:: What you are asked to do ::
Isolate every line in the records below with "true" in it.

start Materials provided

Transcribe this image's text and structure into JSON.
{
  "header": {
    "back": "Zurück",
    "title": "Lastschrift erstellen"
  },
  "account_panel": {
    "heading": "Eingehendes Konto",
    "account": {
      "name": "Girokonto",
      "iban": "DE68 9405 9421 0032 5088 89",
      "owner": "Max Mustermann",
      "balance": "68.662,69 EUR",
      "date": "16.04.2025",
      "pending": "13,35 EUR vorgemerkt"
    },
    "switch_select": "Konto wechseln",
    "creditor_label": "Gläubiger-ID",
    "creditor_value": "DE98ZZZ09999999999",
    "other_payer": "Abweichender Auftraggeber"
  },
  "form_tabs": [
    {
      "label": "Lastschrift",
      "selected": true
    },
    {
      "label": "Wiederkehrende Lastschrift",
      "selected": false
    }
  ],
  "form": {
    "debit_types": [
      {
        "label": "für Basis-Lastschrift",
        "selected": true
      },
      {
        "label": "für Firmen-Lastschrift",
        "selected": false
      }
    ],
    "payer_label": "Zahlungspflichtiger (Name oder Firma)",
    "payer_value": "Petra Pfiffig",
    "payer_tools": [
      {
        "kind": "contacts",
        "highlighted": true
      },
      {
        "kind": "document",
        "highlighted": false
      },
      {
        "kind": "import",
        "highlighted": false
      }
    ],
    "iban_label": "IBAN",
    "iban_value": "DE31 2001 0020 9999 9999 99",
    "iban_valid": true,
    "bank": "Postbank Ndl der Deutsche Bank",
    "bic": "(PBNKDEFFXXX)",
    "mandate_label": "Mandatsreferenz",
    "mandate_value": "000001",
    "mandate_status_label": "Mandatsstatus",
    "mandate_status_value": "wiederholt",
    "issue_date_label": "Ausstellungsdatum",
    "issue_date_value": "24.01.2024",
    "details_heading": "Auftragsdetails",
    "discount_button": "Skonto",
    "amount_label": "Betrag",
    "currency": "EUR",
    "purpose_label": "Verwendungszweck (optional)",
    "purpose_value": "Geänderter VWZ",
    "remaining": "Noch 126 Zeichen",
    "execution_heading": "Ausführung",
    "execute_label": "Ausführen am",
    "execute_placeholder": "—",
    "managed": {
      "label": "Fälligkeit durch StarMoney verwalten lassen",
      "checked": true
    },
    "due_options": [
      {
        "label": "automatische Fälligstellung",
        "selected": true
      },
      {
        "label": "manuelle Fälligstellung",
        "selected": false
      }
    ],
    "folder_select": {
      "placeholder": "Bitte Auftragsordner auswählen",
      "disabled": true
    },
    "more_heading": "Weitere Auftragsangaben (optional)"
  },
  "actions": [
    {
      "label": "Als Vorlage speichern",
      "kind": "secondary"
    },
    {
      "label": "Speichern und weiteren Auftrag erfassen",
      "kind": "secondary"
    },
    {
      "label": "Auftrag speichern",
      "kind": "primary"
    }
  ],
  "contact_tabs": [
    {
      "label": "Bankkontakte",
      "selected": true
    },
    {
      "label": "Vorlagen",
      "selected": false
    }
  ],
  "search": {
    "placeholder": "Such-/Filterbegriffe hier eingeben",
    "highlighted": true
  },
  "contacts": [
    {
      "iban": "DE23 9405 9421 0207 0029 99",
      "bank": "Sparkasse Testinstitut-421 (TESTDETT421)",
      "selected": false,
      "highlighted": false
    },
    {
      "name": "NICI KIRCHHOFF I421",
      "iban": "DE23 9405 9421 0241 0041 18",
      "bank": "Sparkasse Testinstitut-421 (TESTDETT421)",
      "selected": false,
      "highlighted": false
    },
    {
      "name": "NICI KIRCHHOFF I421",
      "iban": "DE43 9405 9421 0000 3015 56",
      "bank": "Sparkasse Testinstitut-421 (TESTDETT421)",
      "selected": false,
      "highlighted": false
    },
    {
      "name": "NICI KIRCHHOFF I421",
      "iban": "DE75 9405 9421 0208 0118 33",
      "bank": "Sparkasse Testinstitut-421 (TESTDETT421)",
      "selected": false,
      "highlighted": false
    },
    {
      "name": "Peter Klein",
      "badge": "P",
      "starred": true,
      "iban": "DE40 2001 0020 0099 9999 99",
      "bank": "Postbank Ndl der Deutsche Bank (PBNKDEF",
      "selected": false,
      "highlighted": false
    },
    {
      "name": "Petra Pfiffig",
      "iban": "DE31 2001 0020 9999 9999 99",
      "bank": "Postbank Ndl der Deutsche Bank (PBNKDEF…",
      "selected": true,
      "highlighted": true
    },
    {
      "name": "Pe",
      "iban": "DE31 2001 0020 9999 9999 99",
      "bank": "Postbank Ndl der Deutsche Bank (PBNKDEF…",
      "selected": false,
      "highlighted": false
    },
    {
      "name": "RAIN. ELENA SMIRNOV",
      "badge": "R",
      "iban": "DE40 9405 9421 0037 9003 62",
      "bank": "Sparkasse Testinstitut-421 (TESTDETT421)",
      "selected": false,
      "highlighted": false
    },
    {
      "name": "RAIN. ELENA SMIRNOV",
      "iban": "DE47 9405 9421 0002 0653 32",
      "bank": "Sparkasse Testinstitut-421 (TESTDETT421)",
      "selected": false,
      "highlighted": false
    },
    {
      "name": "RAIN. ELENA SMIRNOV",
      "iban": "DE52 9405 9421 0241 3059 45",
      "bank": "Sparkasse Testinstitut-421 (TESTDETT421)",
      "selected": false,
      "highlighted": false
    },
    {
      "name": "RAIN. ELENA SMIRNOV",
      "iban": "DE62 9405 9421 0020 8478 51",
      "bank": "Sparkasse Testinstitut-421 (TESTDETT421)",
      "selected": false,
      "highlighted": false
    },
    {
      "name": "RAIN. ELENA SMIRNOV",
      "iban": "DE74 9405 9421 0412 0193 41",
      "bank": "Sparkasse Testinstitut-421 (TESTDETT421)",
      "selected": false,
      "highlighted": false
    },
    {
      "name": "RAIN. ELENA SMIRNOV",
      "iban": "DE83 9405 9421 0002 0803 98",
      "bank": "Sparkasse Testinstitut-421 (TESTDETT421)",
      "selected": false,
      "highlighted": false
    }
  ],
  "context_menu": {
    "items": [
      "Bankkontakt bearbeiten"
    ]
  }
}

end Materials provided

:: The response ::
      "selected": true
        "selected": true
        "highlighted": true
    "iban_valid": true,
      "checked": true
        "selected": true
      "disabled": true
      "selected": true
    "highlighted": true
      "starred": true,
      "selected": true,
      "highlighted": true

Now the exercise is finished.